**What to work on:**
Return the records that follow, matching each one exactly.

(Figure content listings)

-- BEGIN --

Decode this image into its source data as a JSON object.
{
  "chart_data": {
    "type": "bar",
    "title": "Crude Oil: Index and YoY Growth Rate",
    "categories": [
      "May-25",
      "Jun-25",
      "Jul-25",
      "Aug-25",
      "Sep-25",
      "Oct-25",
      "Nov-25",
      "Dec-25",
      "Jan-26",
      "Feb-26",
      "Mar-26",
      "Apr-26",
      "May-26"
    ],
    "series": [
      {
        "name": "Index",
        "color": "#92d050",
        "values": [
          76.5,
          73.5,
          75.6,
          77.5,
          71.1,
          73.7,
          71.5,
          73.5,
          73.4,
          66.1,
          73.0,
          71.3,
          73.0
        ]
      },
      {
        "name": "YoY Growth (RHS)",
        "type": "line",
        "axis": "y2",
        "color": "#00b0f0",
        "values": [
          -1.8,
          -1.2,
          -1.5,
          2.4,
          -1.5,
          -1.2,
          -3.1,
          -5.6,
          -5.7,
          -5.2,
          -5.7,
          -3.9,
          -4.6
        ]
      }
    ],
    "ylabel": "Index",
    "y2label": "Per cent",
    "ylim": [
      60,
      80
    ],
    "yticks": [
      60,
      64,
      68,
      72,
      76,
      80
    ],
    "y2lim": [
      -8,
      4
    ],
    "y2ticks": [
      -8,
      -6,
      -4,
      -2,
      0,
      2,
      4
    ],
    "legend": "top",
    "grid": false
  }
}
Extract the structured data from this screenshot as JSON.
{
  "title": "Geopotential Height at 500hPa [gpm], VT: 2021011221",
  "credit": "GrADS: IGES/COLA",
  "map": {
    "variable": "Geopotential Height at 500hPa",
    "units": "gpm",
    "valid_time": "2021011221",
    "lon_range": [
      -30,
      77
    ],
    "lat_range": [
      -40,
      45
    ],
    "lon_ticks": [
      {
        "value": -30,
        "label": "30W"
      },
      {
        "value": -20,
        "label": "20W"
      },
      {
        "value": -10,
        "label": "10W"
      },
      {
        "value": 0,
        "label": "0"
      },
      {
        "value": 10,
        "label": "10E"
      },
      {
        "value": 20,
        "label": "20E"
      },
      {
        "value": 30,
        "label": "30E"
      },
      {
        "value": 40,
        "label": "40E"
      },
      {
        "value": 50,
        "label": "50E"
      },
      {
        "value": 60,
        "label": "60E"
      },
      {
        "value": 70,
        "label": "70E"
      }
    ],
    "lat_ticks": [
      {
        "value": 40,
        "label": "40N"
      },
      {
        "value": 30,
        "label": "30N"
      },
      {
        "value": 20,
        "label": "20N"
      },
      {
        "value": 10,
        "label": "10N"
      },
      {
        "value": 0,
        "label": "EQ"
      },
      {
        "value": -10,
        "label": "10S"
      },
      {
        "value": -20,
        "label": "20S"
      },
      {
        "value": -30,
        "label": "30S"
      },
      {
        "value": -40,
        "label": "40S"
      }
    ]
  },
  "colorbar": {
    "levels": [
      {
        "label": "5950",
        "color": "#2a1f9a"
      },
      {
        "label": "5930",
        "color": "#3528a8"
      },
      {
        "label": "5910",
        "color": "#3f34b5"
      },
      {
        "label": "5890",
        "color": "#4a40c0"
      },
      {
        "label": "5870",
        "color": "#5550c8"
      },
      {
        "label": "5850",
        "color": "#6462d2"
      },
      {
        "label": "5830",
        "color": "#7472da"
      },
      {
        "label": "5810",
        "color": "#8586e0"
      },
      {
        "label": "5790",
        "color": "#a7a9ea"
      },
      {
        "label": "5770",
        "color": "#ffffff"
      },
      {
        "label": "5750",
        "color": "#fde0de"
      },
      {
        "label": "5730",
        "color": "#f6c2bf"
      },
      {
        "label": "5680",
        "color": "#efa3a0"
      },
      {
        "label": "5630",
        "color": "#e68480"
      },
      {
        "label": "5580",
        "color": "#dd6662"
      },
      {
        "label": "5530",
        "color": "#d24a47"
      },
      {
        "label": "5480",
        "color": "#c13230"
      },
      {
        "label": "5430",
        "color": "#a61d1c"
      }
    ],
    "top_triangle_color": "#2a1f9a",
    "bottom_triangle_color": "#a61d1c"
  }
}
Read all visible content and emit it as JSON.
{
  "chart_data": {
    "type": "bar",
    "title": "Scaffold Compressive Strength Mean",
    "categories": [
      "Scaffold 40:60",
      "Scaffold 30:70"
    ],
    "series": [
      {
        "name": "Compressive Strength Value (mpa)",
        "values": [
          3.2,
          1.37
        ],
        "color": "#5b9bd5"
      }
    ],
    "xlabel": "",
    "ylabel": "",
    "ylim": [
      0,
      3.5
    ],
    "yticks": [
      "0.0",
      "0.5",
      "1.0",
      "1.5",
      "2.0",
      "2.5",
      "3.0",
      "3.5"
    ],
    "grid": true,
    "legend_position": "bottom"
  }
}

-- END --

**Worked solution:**
Decode this image into its source data as a JSON object.
{
  "chart_data": {
    "type": "bar",
    "title": "Crude Oil: Index and YoY Growth Rate",
    "categories": [
      "May-25",
      "Jun-25",
      "Jul-25",
      "Aug-25",
      "Sep-25",
      "Oct-25",
      "Nov-25",
      "Dec-25",
      "Jan-26",
      "Feb-26",
      "Mar-26",
      "Apr-26",
      "May-26"
    ],
    "series": [
      {
        "name": "Index",
        "color": "#92d050",
        "values": [
          76.5,
          73.5,
          75.6,
          77.5,
          71.1,
          73.7,
          71.5,
          73.5,
          73.4,
          66.1,
          73.0,
          71.3,
          73.0
        ]
      },
      {
        "name": "YoY Growth (RHS)",
        "type": "line",
        "axis": "y2",
        "color": "#00b0f0",
        "values": [
          -1.8,
          -1.2,
          -1.5,
          2.4,
          -1.5,
          -1.2,
          -3.1,
          -5.6,
          -5.7,
          -5.2,
          -5.7,
          -3.9,
          -4.6
        ]
      }
    ],
    "ylabel": "Index",
    "y2label": "Per cent",
    "ylim": [
      60,
      80
    ],
    "yticks": [
      60,
      64,
      68,
      72,
      76,
      80
    ],
    "y2lim": [
      -8,
      4
    ],
    "y2ticks": [
      -8,
      -6,
      -4,
      -2,
      0,
      2,
      4
    ],
    "legend": "top",
    "grid": false
  }
}
Extract the structured data from this screenshot as JSON.
{
  "title": "Geopotential Height at 500hPa [gpm], VT: 2021011221",
  "credit": "GrADS: IGES/COLA",
  "map": {
    "variable": "Geopotential Height at 500hPa",
    "units": "gpm",
    "valid_time": "2021011221",
    "lon_range": [
      -30,
      77
    ],
    "lat_range": [
      -40,
      45
    ],
    "lon_ticks": [
      {
        "value": -30,
        "label": "30W"
      },
      {
        "value": -20,
        "label": "20W"
      },
      {
        "value": -10,
        "label": "10W"
      },
      {
        "value": 0,
        "label": "0"
      },
      {
        "value": 10,
        "label": "10E"
      },
      {
        "value": 20,
        "label": "20E"
      },
      {
        "value": 30,
        "label": "30E"
      },
      {
        "value": 40,
        "label": "40E"
      },
      {
        "value": 50,
        "label": "50E"
      },
      {
        "value": 60,
        "label": "60E"
      },
      {
        "value": 70,
        "label": "70E"
      }
    ],
    "lat_ticks": [
      {
        "value": 40,
        "label": "40N"
      },
      {
        "value": 30,
        "label": "30N"
      },
      {
        "value": 20,
        "label": "20N"
      },
      {
        "value": 10,
        "label": "10N"
      },
      {
        "value": 0,
        "label": "EQ"
      },
      {
        "value": -10,
        "label": "10S"
      },
      {
        "value": -20,
        "label": "20S"
      },
      {
        "value": -30,
        "label": "30S"
      },
      {
        "value": -40,
        "label": "40S"
      }
    ]
  },
  "colorbar": {
    "levels": [
      {
        "label": "5950",
        "color": "#2a1f9a"
      },
      {
        "label": "5930",
        "color": "#3528a8"
      },
      {
        "label": "5910",
        "color": "#3f34b5"
      },
      {
        "label": "5890",
        "color": "#4a40c0"
      },
      {
        "label": "5870",
        "color": "#5550c8"
      },
      {
        "label": "5850",
        "color": "#6462d2"
      },
      {
        "label": "5830",
        "color": "#7472da"
      },
      {
        "label": "5810",
        "color": "#8586e0"
      },
      {
        "label": "5790",
        "color": "#a7a9ea"
      },
      {
        "label": "5770",
        "color": "#ffffff"
      },
      {
        "label": "5750",
        "color": "#fde0de"
      },
      {
        "label": "5730",
        "color": "#f6c2bf"
      },
      {
        "label": "5680",
        "color": "#efa3a0"
      },
      {
        "label": "5630",
        "color": "#e68480"
      },
      {
        "label": "5580",
        "color": "#dd6662"
      },
      {
        "label": "5530",
        "color": "#d24a47"
      },
      {
        "label": "5480",
        "color": "#c13230"
      },
      {
        "label": "5430",
        "color": "#a61d1c"
      }
    ],
    "top_triangle_color": "#2a1f9a",
    "bottom_triangle_color": "#a61d1c"
  }
}
Read all visible content and emit it as JSON.
{
  "chart_data": {
    "type": "bar",
    "title": "Scaffold Compressive Strength Mean",
    "categories": [
      "Scaffold 40:60",
      "Scaffold 30:70"
    ],
    "series": [
      {
        "name": "Compressive Strength Value (mpa)",
        "values": [
          3.2,
          1.37
        ],
        "color": "#5b9bd5"
      }
    ],
    "xlabel": "",
    "ylabel": "",
    "ylim": [
      0,
      3.5
    ],
    "yticks": [
      "0.0",
      "0.5",
      "1.0",
      "1.5",
      "2.0",
      "2.5",
      "3.0",
      "3.5"
    ],
    "grid": true,
    "legend_position": "bottom"
  }
}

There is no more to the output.